◆ **Goal**
Return all the entries exactly, keeping pictures out.

◆ **Provided material**
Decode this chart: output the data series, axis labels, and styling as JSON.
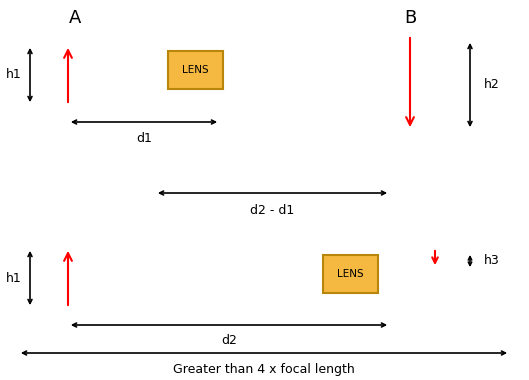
{
  "background_color": "#ffffff",
  "lens_color": "#f5b942",
  "lens_edge_color": "#b8860b",
  "arrow_color_red": "#ff0000",
  "label_A": "A",
  "label_B": "B",
  "label_h1": "h1",
  "label_h2": "h2",
  "label_h3": "h3",
  "label_d1": "d1",
  "label_d2": "d2",
  "label_d2_d1": "d2 - d1",
  "label_focal": "Greater than 4 x focal length",
  "label_LENS": "LENS",
  "fig_width": 5.29,
  "fig_height": 3.8,
  "dpi": 100
}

◆ **Written solution**
Decode this chart: output the data series, axis labels, and styling as JSON.
{
  "background_color": "#ffffff",
  "lens_color": "#f5b942",
  "lens_edge_color": "#b8860b",
  "arrow_color_red": "#ff0000",
  "label_A": "A",
  "label_B": "B",
  "label_h1": "h1",
  "label_h2": "h2",
  "label_h3": "h3",
  "label_d1": "d1",
  "label_d2": "d2",
  "label_d2_d1": "d2 - d1",
  "label_focal": "Greater than 4 x focal length",
  "label_LENS": "LENS",
  "fig_width": 5.29,
  "fig_height": 3.8,
  "dpi": 100
}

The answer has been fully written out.